EXERCISE BRIEF
Each entry here needs to be set down again exactly, please; pictures are left out.

SOURCE DATA

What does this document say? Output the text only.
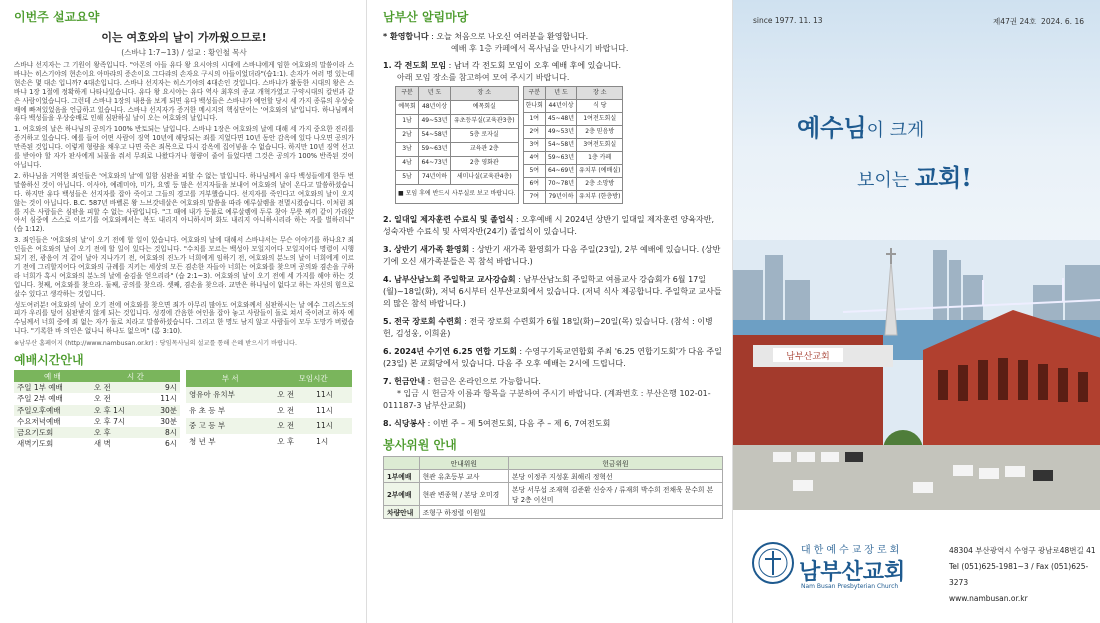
이번주 설교요약
이는 여호와의 날이 가까웠으므로!
(스바냐 1:7~13) / 설교 : 황인철 목사
스바냐 선지자는 그 기원이 왕족입니다. "아몬의 아들 유다 왕 요시야의 시대에 스바냐에게 임한 여호와의 말씀이라 스바냐는 히스기야의 현손이요 아마랴의 증손이요 그다랴의 손자요 구시의 아들이었더라"(습1:1). 손자가 여러 명 있는데 현손은 몇 대손 입니까? 4대손입니다. 스바냐 선지자는 히스기야의 4대손인 것입니다. 스바냐가 활동한 시대의 왕은 스바냐 1장 1절에 정확하게 나타나있습니다. 유다 왕 요시야는 유다 역사 최후의 종교 개혁가였고 구약시대의 칼빈과 같은 사람이었습니다. 그런데 스바냐 1장의 내용을 보게 되면 유다 백성들은 스바냐가 예언할 당시 세 가지 종류의 우상숭배에 빠져있었음을 언급하고 있습니다. 스바냐 선지자가 증거한 메시지의 핵심단어는 '여호와의 날'입니다. 하나님께서 유다 백성들을 우상숭배로 인해 심판하실 날이 오는 여호와의 날입니다.
1. 여호와의 날은 하나님의 공의가 100% 반토되는 날입니다. 스바냐 1장은 여호와의 날에 대해 세 가지 중요한 진리를 증거하고 있습니다. 예를 들어 어떤 사람이 징역 10년에 해당되는 죄를 지었다면 10년 동안 감옥에 있다 나오면 공의가 만족된 것입니다. 이렇게 형량을 채우고 나면 죽은 죄목으로 다시 감옥에 집어넣을 수 없습니다. 하지만 10년 징역 선고를 받아야 할 자가 판사에게 뇌물을 줘서 무죄로 나왔다거나 형량이 줄어 들었다면 그것은 공의가 100% 반족된 것이 아닙니다.
2. 하나님을 거역한 죄인들은 '여호와의 날'에 일함 심판을 피할 수 없는 말입니다. 하나님께서 유다 백성들에게 한두 번 말씀하신 것이 아닙니다. 이사야, 예레미야, 미가, 요엘 등 많은 선지자들을 보내어 여호와의 날이 온다고 말씀하셨습니다. 하지만 유다 백성들은 선지자를 잡아 죽이고 그들의 경고를 거부했습니다. 선지자를 죽인다고 여호와의 날이 오지 않는 것이 아닙니다. B.C. 587년 바벨론 왕 느브갓네살은 여호와의 말씀을 따라 예루살렘을 전멸시켰습니다. 이처럼 죄를 지은 사람들은 심판을 피할 수 없는 사람입니다. "그 때에 내가 등불로 예루살렘에 두루 찾아 무릇 찌끼 같이 가라앉아서 심중에 스스로 이르기를 여호와께서는 복도 내리지 아니하시며 화도 내리지 아니하시리라 하는 자를 벌하리니" (습 1:12).
3. 죄인들은 '여호와의 날'이 오기 전에 할 일이 있습니다. 여호와의 날에 대해서 스바냐서는 무슨 이야기를 하나요? 죄인들은 여호와의 날이 오기 전에 할 일이 있다는 것입니다. "수치를 모르는 백성아 모일지어다 모일지어다 명령이 시행되기 전, 광음이 겨 같이 날아 지나가기 전, 여호와의 진노가 너희에게 임하기 전, 여호와의 분노의 날이 너희에게 이르기 전에 그리할지어다 여호와의 규례를 지키는 세상의 모든 겸손한 자들아 너희는 여호와를 찾으며 공의와 겸손을 구하라 너희가 혹시 여호와의 분노의 날에 숨김을 얻으리라" (습 2:1~3). 여호와의 날이 오기 전에 세 가지를 해야 하는 것입니다. 첫째, 여호와를 찾으라. 둘째, 공의를 찾으라. 셋째, 겸손을 찾으라. 교만은 하나님이 없다고 하는 자신의 힘으로 살수 있다고 생각하는 것입니다.
성도여러분! 여호와의 날이 오기 전에 여호와를 찾으면 죄가 아무리 많아도 여호와께서 심판하시는 날 예수 그리스도의 피가 우리를 덮어 심판받지 않게 되는 것입니다. 성경에 간음한 여인을 잡아 놓고 사람들이 돌로 쳐서 죽이려고 하자 예수님께서 너희 중에 죄 없는 자가 돌로 치라고 말씀하셨습니다. 그리고 한 명도 남지 않고 사람들이 모두 도망가 버렸습니다. "기록한 바 의인은 없나니 하나도 없으며" (롬 3:10).
※남부산 홈페이지 (http://www.nambusan.or.kr) : 당임목사님의 설교를 통해 은혜 받으시기 바랍니다.
예배시간안내
예 배	시 간	
주일 1부 예배	오 전	9시
주일 2부 예배	오 전	11시
주일오후예배	오 후 1시	30분
수요저녁예배	오 후 7시	30분
금요기도회	오 후	8시
새벽기도회	새 벽	6시
부 서	모임시간	
영유아 유치부	오 전	11시
유 초 등 부	오 전	11시
중 고 등 부	오 전	11시
청 년 부	오 후	1시
남부산 알림마당
* 환영합니다 : 오늘 처음으로 나오신 여러분을 환영합니다.
예배 후 1층 카페에서 목사님을 만나시기 바랍니다.
1. 각 전도회 모임 : 남녀 각 전도회 모임이 오후 예배 후에 있습니다.
아래 모임 장소를 참고하여 모여 주시기 바랍니다.
구분	년 도	장 소
예목회	48년이상	예목회실
1남	49~53년	유초등부실(교육관3층)
2남	54~58년	5층 로자실
3남	59~63년	교육관 2층
4남	64~73년	2층 영화관
5남	74년이하	세미나실(교육관4층)
■ 모임 후에 반드시 사무실로 보고 바랍니다.		
구분	년 도	장 소
한나회	44년이상	식 당
1여	45~48년	1여전도회실
2여	49~53년	2층 믿음방
3여	54~58년	3여전도회실
4여	59~63년	1층 카페
5여	64~69년	유치부 (예배실)
6여	70~78년	2층 소망방
7여	79년이하	유치부 (한층방)
2. 일대일 제자훈련 수료식 및 졸업식 : 오후예배 시 2024년 상반기 일대일 제자훈련 양육자반, 성숙자반 수료식 및 사역자반(24기) 졸업식이 있습니다.
3. 상반기 새가족 환영회 : 상반기 새가족 환영회가 다음 주일(23일), 2부 예배에 있습니다. (상반기에 오신 새가족분들은 꼭 참석 바랍니다.)
4. 남부산남노회 주일학교 교사강습회 : 남부산남노회 주일학교 여름교사 강습회가 6월 17일(월)~18일(화), 저녁 6시부터 신부산교회에서 있습니다. (저녁 식사 제공합니다. 주일학교 교사들의 많은 참석 바랍니다.)
5. 전국 장로회 수련회 : 전국 장로회 수련회가 6월 18일(화)~20일(목) 있습니다. (참석 : 이병헌, 김성웅, 이희윤)
6. 2024년 수기연 6.25 연합 기도회 : 수영구기독교연합회 주최 '6.25 연합기도회'가 다음 주일 (23일) 본 교회당에서 있습니다. 다음 주 오후 예배는 2시에 드립니다.
7. 헌금안내 : 헌금은 온라인으로 가능합니다.
* 입금 시 헌금자 이름과 항목을 구분하여 주시기 바랍니다. (계좌번호 : 부산은행 102-01-011187-3 남부산교회)
8. 식당봉사 : 이번 주 – 제 5여전도회, 다음 주 – 제 6, 7여전도회
봉사위원 안내
	안내위원	헌금위원
1부예배	현관 유초등부 교사	본당 이정주 지성훈 최해리 정혁선
2부예배	현관 변종혁 / 본당 오미경	본당 서무섭 조재혁 김준환 신승자 / 류재희 박수희 전채욱 문수희 본당 2층 이선미
차량안내	조형구 하정렬 이원일	
since 1977. 11. 13	제47권 24호 2024. 6. 16
예수님이 크게
보이는 교회!
남부산교회
대한예수교장로회
남부산교회
Nam Busan Presbyterian Church
48304 부산광역시 수영구 광남로48번길 41
Tel (051)625-1981~3 / Fax (051)625-3273
www.nambusan.or.kr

EXPECTED ANSWER
What does this document say? Output the text only.
이번주 설교요약
이는 여호와의 날이 가까웠으므로!
(스바냐 1:7~13) / 설교 : 황인철 목사
스바냐 선지자는 그 기원이 왕족입니다. "아몬의 아들 유다 왕 요시야의 시대에 스바냐에게 임한 여호와의 말씀이라 스바냐는 히스기야의 현손이요 아마랴의 증손이요 그다랴의 손자요 구시의 아들이었더라"(습1:1). 손자가 여러 명 있는데 현손은 몇 대손 입니까? 4대손입니다. 스바냐 선지자는 히스기야의 4대손인 것입니다. 스바냐가 활동한 시대의 왕은 스바냐 1장 1절에 정확하게 나타나있습니다. 유다 왕 요시야는 유다 역사 최후의 종교 개혁가였고 구약시대의 칼빈과 같은 사람이었습니다. 그런데 스바냐 1장의 내용을 보게 되면 유다 백성들은 스바냐가 예언할 당시 세 가지 종류의 우상숭배에 빠져있었음을 언급하고 있습니다. 스바냐 선지자가 증거한 메시지의 핵심단어는 '여호와의 날'입니다. 하나님께서 유다 백성들을 우상숭배로 인해 심판하실 날이 오는 여호와의 날입니다.
1. 여호와의 날은 하나님의 공의가 100% 반토되는 날입니다. 스바냐 1장은 여호와의 날에 대해 세 가지 중요한 진리를 증거하고 있습니다. 예를 들어 어떤 사람이 징역 10년에 해당되는 죄를 지었다면 10년 동안 감옥에 있다 나오면 공의가 만족된 것입니다. 이렇게 형량을 채우고 나면 죽은 죄목으로 다시 감옥에 집어넣을 수 없습니다. 하지만 10년 징역 선고를 받아야 할 자가 판사에게 뇌물을 줘서 무죄로 나왔다거나 형량이 줄어 들었다면 그것은 공의가 100% 반족된 것이 아닙니다.
2. 하나님을 거역한 죄인들은 '여호와의 날'에 일함 심판을 피할 수 없는 말입니다. 하나님께서 유다 백성들에게 한두 번 말씀하신 것이 아닙니다. 이사야, 예레미야, 미가, 요엘 등 많은 선지자들을 보내어 여호와의 날이 온다고 말씀하셨습니다. 하지만 유다 백성들은 선지자를 잡아 죽이고 그들의 경고를 거부했습니다. 선지자를 죽인다고 여호와의 날이 오지 않는 것이 아닙니다. B.C. 587년 바벨론 왕 느브갓네살은 여호와의 말씀을 따라 예루살렘을 전멸시켰습니다. 이처럼 죄를 지은 사람들은 심판을 피할 수 없는 사람입니다. "그 때에 내가 등불로 예루살렘에 두루 찾아 무릇 찌끼 같이 가라앉아서 심중에 스스로 이르기를 여호와께서는 복도 내리지 아니하시며 화도 내리지 아니하시리라 하는 자를 벌하리니" (습 1:12).
3. 죄인들은 '여호와의 날'이 오기 전에 할 일이 있습니다. 여호와의 날에 대해서 스바냐서는 무슨 이야기를 하나요? 죄인들은 여호와의 날이 오기 전에 할 일이 있다는 것입니다. "수치를 모르는 백성아 모일지어다 모일지어다 명령이 시행되기 전, 광음이 겨 같이 날아 지나가기 전, 여호와의 진노가 너희에게 임하기 전, 여호와의 분노의 날이 너희에게 이르기 전에 그리할지어다 여호와의 규례를 지키는 세상의 모든 겸손한 자들아 너희는 여호와를 찾으며 공의와 겸손을 구하라 너희가 혹시 여호와의 분노의 날에 숨김을 얻으리라" (습 2:1~3). 여호와의 날이 오기 전에 세 가지를 해야 하는 것입니다. 첫째, 여호와를 찾으라. 둘째, 공의를 찾으라. 셋째, 겸손을 찾으라. 교만은 하나님이 없다고 하는 자신의 힘으로 살수 있다고 생각하는 것입니다.
성도여러분! 여호와의 날이 오기 전에 여호와를 찾으면 죄가 아무리 많아도 여호와께서 심판하시는 날 예수 그리스도의 피가 우리를 덮어 심판받지 않게 되는 것입니다. 성경에 간음한 여인을 잡아 놓고 사람들이 돌로 쳐서 죽이려고 하자 예수님께서 너희 중에 죄 없는 자가 돌로 치라고 말씀하셨습니다. 그리고 한 명도 남지 않고 사람들이 모두 도망가 버렸습니다. "기록한 바 의인은 없나니 하나도 없으며" (롬 3:10).
※남부산 홈페이지 (http://www.nambusan.or.kr) : 당임목사님의 설교를 통해 은혜 받으시기 바랍니다.
예배시간안내
예 배	시 간	
주일 1부 예배	오 전	9시
주일 2부 예배	오 전	11시
주일오후예배	오 후 1시	30분
수요저녁예배	오 후 7시	30분
금요기도회	오 후	8시
새벽기도회	새 벽	6시
부 서	모임시간	
영유아 유치부	오 전	11시
유 초 등 부	오 전	11시
중 고 등 부	오 전	11시
청 년 부	오 후	1시
남부산 알림마당
* 환영합니다 : 오늘 처음으로 나오신 여러분을 환영합니다.
예배 후 1층 카페에서 목사님을 만나시기 바랍니다.
1. 각 전도회 모임 : 남녀 각 전도회 모임이 오후 예배 후에 있습니다.
아래 모임 장소를 참고하여 모여 주시기 바랍니다.
구분	년 도	장 소
예목회	48년이상	예목회실
1남	49~53년	유초등부실(교육관3층)
2남	54~58년	5층 로자실
3남	59~63년	교육관 2층
4남	64~73년	2층 영화관
5남	74년이하	세미나실(교육관4층)
■ 모임 후에 반드시 사무실로 보고 바랍니다.		
구분	년 도	장 소
한나회	44년이상	식 당
1여	45~48년	1여전도회실
2여	49~53년	2층 믿음방
3여	54~58년	3여전도회실
4여	59~63년	1층 카페
5여	64~69년	유치부 (예배실)
6여	70~78년	2층 소망방
7여	79년이하	유치부 (한층방)
2. 일대일 제자훈련 수료식 및 졸업식 : 오후예배 시 2024년 상반기 일대일 제자훈련 양육자반, 성숙자반 수료식 및 사역자반(24기) 졸업식이 있습니다.
3. 상반기 새가족 환영회 : 상반기 새가족 환영회가 다음 주일(23일), 2부 예배에 있습니다. (상반기에 오신 새가족분들은 꼭 참석 바랍니다.)
4. 남부산남노회 주일학교 교사강습회 : 남부산남노회 주일학교 여름교사 강습회가 6월 17일(월)~18일(화), 저녁 6시부터 신부산교회에서 있습니다. (저녁 식사 제공합니다. 주일학교 교사들의 많은 참석 바랍니다.)
5. 전국 장로회 수련회 : 전국 장로회 수련회가 6월 18일(화)~20일(목) 있습니다. (참석 : 이병헌, 김성웅, 이희윤)
6. 2024년 수기연 6.25 연합 기도회 : 수영구기독교연합회 주최 '6.25 연합기도회'가 다음 주일 (23일) 본 교회당에서 있습니다. 다음 주 오후 예배는 2시에 드립니다.
7. 헌금안내 : 헌금은 온라인으로 가능합니다.
* 입금 시 헌금자 이름과 항목을 구분하여 주시기 바랍니다. (계좌번호 : 부산은행 102-01-011187-3 남부산교회)
8. 식당봉사 : 이번 주 – 제 5여전도회, 다음 주 – 제 6, 7여전도회
봉사위원 안내
	안내위원	헌금위원
1부예배	현관 유초등부 교사	본당 이정주 지성훈 최해리 정혁선
2부예배	현관 변종혁 / 본당 오미경	본당 서무섭 조재혁 김준환 신승자 / 류재희 박수희 전채욱 문수희 본당 2층 이선미
차량안내	조형구 하정렬 이원일	
since 1977. 11. 13	제47권 24호 2024. 6. 16
예수님이 크게
보이는 교회!
남부산교회
대한예수교장로회
남부산교회
Nam Busan Presbyterian Church
48304 부산광역시 수영구 광남로48번길 41
Tel (051)625-1981~3 / Fax (051)625-3273
www.nambusan.or.kr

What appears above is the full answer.